== Information supplied ==

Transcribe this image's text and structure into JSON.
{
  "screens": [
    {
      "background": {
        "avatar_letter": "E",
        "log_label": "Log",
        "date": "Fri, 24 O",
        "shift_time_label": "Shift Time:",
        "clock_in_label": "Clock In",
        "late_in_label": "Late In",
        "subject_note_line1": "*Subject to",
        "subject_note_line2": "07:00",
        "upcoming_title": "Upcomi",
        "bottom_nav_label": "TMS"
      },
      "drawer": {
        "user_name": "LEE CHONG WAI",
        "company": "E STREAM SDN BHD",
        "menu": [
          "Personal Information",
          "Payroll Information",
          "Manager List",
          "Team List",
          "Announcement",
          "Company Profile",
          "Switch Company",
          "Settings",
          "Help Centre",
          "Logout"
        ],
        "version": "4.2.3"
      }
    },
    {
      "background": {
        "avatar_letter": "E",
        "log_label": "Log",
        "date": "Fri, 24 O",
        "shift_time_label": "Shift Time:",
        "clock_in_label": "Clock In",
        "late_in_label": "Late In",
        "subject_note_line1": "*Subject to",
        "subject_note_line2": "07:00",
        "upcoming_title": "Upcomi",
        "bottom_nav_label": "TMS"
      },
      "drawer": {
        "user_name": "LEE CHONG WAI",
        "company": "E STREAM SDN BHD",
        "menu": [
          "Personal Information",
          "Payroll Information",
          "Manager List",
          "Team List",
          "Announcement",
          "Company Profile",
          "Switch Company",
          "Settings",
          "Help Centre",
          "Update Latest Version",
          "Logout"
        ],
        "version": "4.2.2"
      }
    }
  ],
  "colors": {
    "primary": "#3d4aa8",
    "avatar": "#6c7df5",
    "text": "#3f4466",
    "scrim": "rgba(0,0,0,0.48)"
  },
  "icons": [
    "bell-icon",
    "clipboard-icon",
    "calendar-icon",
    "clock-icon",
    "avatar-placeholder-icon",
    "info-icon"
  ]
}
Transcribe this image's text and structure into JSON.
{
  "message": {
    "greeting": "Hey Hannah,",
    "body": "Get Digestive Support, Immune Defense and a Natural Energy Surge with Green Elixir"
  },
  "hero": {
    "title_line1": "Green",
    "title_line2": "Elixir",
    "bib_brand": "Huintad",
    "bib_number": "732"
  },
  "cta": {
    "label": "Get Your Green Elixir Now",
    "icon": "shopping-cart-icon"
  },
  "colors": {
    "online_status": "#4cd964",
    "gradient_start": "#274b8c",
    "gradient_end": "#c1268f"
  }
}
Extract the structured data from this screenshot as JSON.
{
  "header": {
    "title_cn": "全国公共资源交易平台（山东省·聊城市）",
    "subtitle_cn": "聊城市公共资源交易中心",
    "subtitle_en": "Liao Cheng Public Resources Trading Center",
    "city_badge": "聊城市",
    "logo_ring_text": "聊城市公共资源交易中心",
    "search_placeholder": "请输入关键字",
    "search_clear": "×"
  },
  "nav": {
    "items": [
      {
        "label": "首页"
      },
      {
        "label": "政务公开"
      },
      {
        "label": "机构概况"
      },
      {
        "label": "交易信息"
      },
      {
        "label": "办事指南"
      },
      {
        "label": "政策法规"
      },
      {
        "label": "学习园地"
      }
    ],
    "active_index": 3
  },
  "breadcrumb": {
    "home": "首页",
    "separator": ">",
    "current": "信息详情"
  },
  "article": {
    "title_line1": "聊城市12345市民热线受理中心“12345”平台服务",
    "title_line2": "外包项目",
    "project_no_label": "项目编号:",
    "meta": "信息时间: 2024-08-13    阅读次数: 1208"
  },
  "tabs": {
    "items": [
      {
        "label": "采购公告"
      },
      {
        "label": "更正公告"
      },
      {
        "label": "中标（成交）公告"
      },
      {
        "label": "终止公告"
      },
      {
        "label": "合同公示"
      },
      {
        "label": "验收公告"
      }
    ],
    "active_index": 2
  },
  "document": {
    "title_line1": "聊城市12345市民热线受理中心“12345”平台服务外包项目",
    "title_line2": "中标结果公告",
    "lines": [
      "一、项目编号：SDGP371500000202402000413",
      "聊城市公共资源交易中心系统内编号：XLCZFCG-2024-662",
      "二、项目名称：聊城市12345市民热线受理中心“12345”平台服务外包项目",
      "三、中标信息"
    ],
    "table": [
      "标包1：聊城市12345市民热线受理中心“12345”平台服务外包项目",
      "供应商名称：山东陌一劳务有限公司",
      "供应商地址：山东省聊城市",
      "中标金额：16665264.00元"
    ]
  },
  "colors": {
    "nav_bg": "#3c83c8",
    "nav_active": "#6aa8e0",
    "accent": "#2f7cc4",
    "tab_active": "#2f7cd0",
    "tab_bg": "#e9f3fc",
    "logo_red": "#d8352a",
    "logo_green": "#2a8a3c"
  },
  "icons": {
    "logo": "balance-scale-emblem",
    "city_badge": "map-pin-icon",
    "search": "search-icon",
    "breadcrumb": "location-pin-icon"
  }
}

===

* Stated problem *
The listing above must be transcribed exactly, line by line.

* Final result *
Transcribe this image's text and structure into JSON.
{
  "screens": [
    {
      "background": {
        "avatar_letter": "E",
        "log_label": "Log",
        "date": "Fri, 24 O",
        "shift_time_label": "Shift Time:",
        "clock_in_label": "Clock In",
        "late_in_label": "Late In",
        "subject_note_line1": "*Subject to",
        "subject_note_line2": "07:00",
        "upcoming_title": "Upcomi",
        "bottom_nav_label": "TMS"
      },
      "drawer": {
        "user_name": "LEE CHONG WAI",
        "company": "E STREAM SDN BHD",
        "menu": [
          "Personal Information",
          "Payroll Information",
          "Manager List",
          "Team List",
          "Announcement",
          "Company Profile",
          "Switch Company",
          "Settings",
          "Help Centre",
          "Logout"
        ],
        "version": "4.2.3"
      }
    },
    {
      "background": {
        "avatar_letter": "E",
        "log_label": "Log",
        "date": "Fri, 24 O",
        "shift_time_label": "Shift Time:",
        "clock_in_label": "Clock In",
        "late_in_label": "Late In",
        "subject_note_line1": "*Subject to",
        "subject_note_line2": "07:00",
        "upcoming_title": "Upcomi",
        "bottom_nav_label": "TMS"
      },
      "drawer": {
        "user_name": "LEE CHONG WAI",
        "company": "E STREAM SDN BHD",
        "menu": [
          "Personal Information",
          "Payroll Information",
          "Manager List",
          "Team List",
          "Announcement",
          "Company Profile",
          "Switch Company",
          "Settings",
          "Help Centre",
          "Update Latest Version",
          "Logout"
        ],
        "version": "4.2.2"
      }
    }
  ],
  "colors": {
    "primary": "#3d4aa8",
    "avatar": "#6c7df5",
    "text": "#3f4466",
    "scrim": "rgba(0,0,0,0.48)"
  },
  "icons": [
    "bell-icon",
    "clipboard-icon",
    "calendar-icon",
    "clock-icon",
    "avatar-placeholder-icon",
    "info-icon"
  ]
}
Transcribe this image's text and structure into JSON.
{
  "message": {
    "greeting": "Hey Hannah,",
    "body": "Get Digestive Support, Immune Defense and a Natural Energy Surge with Green Elixir"
  },
  "hero": {
    "title_line1": "Green",
    "title_line2": "Elixir",
    "bib_brand": "Huintad",
    "bib_number": "732"
  },
  "cta": {
    "label": "Get Your Green Elixir Now",
    "icon": "shopping-cart-icon"
  },
  "colors": {
    "online_status": "#4cd964",
    "gradient_start": "#274b8c",
    "gradient_end": "#c1268f"
  }
}
Extract the structured data from this screenshot as JSON.
{
  "header": {
    "title_cn": "全国公共资源交易平台（山东省·聊城市）",
    "subtitle_cn": "聊城市公共资源交易中心",
    "subtitle_en": "Liao Cheng Public Resources Trading Center",
    "city_badge": "聊城市",
    "logo_ring_text": "聊城市公共资源交易中心",
    "search_placeholder": "请输入关键字",
    "search_clear": "×"
  },
  "nav": {
    "items": [
      {
        "label": "首页"
      },
      {
        "label": "政务公开"
      },
      {
        "label": "机构概况"
      },
      {
        "label": "交易信息"
      },
      {
        "label": "办事指南"
      },
      {
        "label": "政策法规"
      },
      {
        "label": "学习园地"
      }
    ],
    "active_index": 3
  },
  "breadcrumb": {
    "home": "首页",
    "separator": ">",
    "current": "信息详情"
  },
  "article": {
    "title_line1": "聊城市12345市民热线受理中心“12345”平台服务",
    "title_line2": "外包项目",
    "project_no_label": "项目编号:",
    "meta": "信息时间: 2024-08-13    阅读次数: 1208"
  },
  "tabs": {
    "items": [
      {
        "label": "采购公告"
      },
      {
        "label": "更正公告"
      },
      {
        "label": "中标（成交）公告"
      },
      {
        "label": "终止公告"
      },
      {
        "label": "合同公示"
      },
      {
        "label": "验收公告"
      }
    ],
    "active_index": 2
  },
  "document": {
    "title_line1": "聊城市12345市民热线受理中心“12345”平台服务外包项目",
    "title_line2": "中标结果公告",
    "lines": [
      "一、项目编号：SDGP371500000202402000413",
      "聊城市公共资源交易中心系统内编号：XLCZFCG-2024-662",
      "二、项目名称：聊城市12345市民热线受理中心“12345”平台服务外包项目",
      "三、中标信息"
    ],
    "table": [
      "标包1：聊城市12345市民热线受理中心“12345”平台服务外包项目",
      "供应商名称：山东陌一劳务有限公司",
      "供应商地址：山东省聊城市",
      "中标金额：16665264.00元"
    ]
  },
  "colors": {
    "nav_bg": "#3c83c8",
    "nav_active": "#6aa8e0",
    "accent": "#2f7cc4",
    "tab_active": "#2f7cd0",
    "tab_bg": "#e9f3fc",
    "logo_red": "#d8352a",
    "logo_green": "#2a8a3c"
  },
  "icons": {
    "logo": "balance-scale-emblem",
    "city_badge": "map-pin-icon",
    "search": "search-icon",
    "breadcrumb": "location-pin-icon"
  }
}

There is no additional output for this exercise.